:: Exercise brief ::
Transcribe all the entries word for word, but omit the images.

:: Data shown ::

————————

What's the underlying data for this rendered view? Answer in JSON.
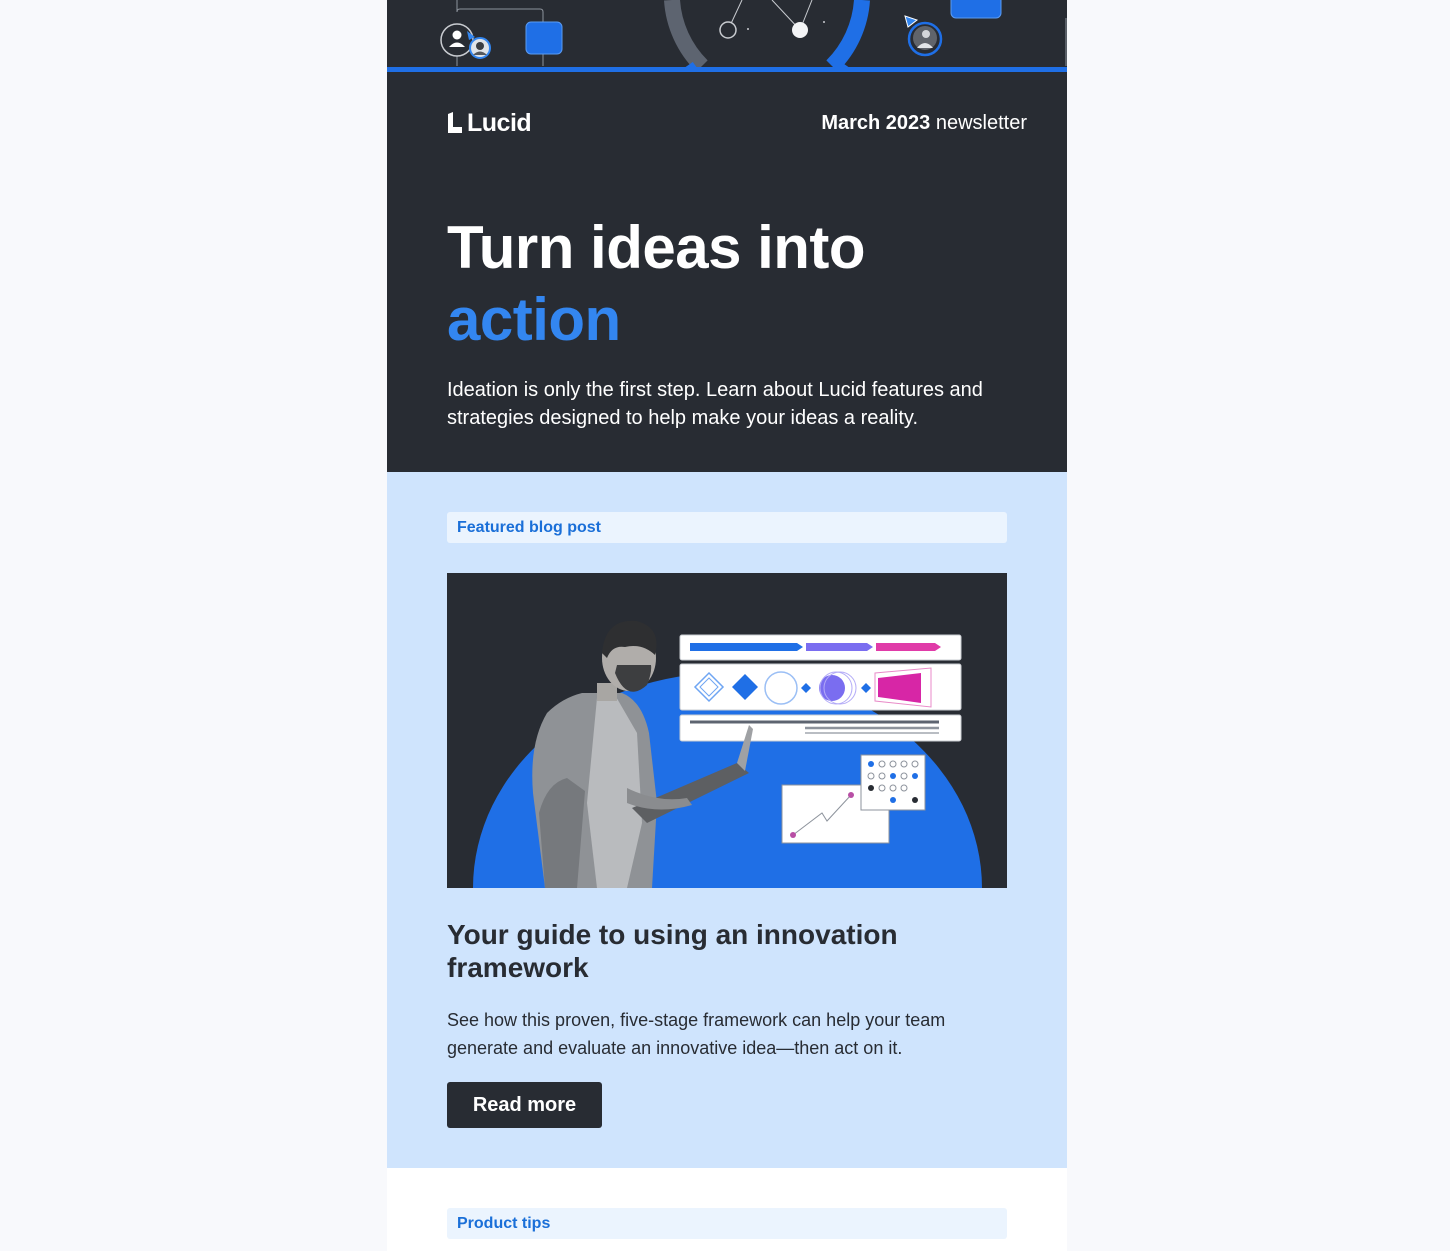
{
  "header": {
    "logo_text": "Lucid",
    "newsletter_month": "March 2023",
    "newsletter_word": "newsletter"
  },
  "hero": {
    "title_line1": "Turn ideas into",
    "title_accent": "action",
    "subtitle": "Ideation is only the first step. Learn about Lucid features and strategies designed to help make your ideas a reality."
  },
  "featured": {
    "tag": "Featured blog post",
    "post_title": "Your guide to using an innovation framework",
    "post_text": "See how this proven, five-stage framework can help your team generate and evaluate an innovative idea—then act on it.",
    "button_label": "Read more"
  },
  "tips": {
    "tag": "Product tips"
  },
  "colors": {
    "dark": "#282c33",
    "accent_blue": "#1f6fe6",
    "light_blue_section": "#cfe4fd",
    "tag_background": "#ebf4fe",
    "tag_text": "#1a6fd8",
    "page_background": "#f8f9fc"
  }
}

————————

:: Response below ::
What's the underlying data for this rendered view? Answer in JSON.
{
  "header": {
    "logo_text": "Lucid",
    "newsletter_month": "March 2023",
    "newsletter_word": "newsletter"
  },
  "hero": {
    "title_line1": "Turn ideas into",
    "title_accent": "action",
    "subtitle": "Ideation is only the first step. Learn about Lucid features and strategies designed to help make your ideas a reality."
  },
  "featured": {
    "tag": "Featured blog post",
    "post_title": "Your guide to using an innovation framework",
    "post_text": "See how this proven, five-stage framework can help your team generate and evaluate an innovative idea—then act on it.",
    "button_label": "Read more"
  },
  "tips": {
    "tag": "Product tips"
  },
  "colors": {
    "dark": "#282c33",
    "accent_blue": "#1f6fe6",
    "light_blue_section": "#cfe4fd",
    "tag_background": "#ebf4fe",
    "tag_text": "#1a6fd8",
    "page_background": "#f8f9fc"
  }
}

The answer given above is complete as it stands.